Comb through the entries for "status" and pull out each line that holds it.

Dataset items
—————

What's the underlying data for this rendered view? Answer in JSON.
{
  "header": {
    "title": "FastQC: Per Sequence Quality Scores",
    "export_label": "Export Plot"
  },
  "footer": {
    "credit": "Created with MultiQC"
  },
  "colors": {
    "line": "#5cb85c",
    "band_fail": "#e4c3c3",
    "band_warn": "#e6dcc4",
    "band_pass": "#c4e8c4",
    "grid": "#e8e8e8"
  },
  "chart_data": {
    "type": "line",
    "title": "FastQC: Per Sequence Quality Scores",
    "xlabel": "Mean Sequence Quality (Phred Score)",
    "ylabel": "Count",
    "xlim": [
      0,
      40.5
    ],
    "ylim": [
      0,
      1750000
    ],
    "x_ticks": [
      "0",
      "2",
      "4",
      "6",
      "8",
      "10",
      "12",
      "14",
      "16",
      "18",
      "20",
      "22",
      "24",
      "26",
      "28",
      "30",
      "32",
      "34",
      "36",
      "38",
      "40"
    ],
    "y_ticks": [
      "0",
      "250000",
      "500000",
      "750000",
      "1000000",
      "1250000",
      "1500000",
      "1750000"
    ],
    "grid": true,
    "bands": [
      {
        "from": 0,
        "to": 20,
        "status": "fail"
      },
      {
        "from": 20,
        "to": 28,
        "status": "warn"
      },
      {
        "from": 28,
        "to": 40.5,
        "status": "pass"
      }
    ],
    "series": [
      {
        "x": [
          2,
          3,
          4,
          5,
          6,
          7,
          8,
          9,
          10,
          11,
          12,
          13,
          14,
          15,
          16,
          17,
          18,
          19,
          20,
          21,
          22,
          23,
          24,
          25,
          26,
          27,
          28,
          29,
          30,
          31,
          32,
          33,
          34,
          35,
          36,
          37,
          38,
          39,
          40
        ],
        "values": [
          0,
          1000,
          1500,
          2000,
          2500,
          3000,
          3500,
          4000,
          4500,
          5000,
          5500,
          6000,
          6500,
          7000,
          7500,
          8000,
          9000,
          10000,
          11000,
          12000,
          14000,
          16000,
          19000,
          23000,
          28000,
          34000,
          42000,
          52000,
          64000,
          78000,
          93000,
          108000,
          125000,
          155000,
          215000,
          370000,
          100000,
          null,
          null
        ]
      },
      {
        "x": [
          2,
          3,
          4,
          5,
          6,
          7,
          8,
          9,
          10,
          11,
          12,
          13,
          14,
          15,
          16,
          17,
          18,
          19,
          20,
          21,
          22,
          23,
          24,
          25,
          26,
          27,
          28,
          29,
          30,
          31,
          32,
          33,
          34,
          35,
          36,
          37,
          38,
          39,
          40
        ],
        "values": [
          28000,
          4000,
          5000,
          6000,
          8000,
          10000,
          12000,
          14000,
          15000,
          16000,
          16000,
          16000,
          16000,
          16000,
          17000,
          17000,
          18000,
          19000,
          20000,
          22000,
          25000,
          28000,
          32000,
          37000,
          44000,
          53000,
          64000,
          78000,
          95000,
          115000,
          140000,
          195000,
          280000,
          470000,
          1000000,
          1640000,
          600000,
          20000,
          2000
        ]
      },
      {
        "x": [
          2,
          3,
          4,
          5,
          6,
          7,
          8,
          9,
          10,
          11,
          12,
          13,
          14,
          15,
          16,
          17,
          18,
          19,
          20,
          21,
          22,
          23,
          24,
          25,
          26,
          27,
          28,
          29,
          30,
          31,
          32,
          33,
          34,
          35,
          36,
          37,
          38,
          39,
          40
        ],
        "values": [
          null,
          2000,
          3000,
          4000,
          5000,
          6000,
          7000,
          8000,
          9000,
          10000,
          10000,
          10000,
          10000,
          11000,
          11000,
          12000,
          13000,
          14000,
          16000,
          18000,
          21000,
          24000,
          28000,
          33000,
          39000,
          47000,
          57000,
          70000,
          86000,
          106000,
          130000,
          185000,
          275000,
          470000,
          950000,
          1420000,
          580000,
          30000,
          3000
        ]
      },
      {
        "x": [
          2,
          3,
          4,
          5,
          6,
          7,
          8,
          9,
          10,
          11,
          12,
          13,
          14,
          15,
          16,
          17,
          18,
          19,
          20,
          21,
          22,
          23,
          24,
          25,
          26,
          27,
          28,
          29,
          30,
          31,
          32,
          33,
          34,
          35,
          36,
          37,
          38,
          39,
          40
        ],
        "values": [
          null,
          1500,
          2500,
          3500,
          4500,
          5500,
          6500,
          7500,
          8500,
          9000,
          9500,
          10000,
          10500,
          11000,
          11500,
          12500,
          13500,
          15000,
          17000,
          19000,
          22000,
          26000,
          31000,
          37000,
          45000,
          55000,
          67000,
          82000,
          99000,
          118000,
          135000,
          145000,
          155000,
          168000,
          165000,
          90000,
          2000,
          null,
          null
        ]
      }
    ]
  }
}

—————

__SOLUTION TO THIS PROBLEM__.
        "status": "fail"
        "status": "warn"
        "status": "pass"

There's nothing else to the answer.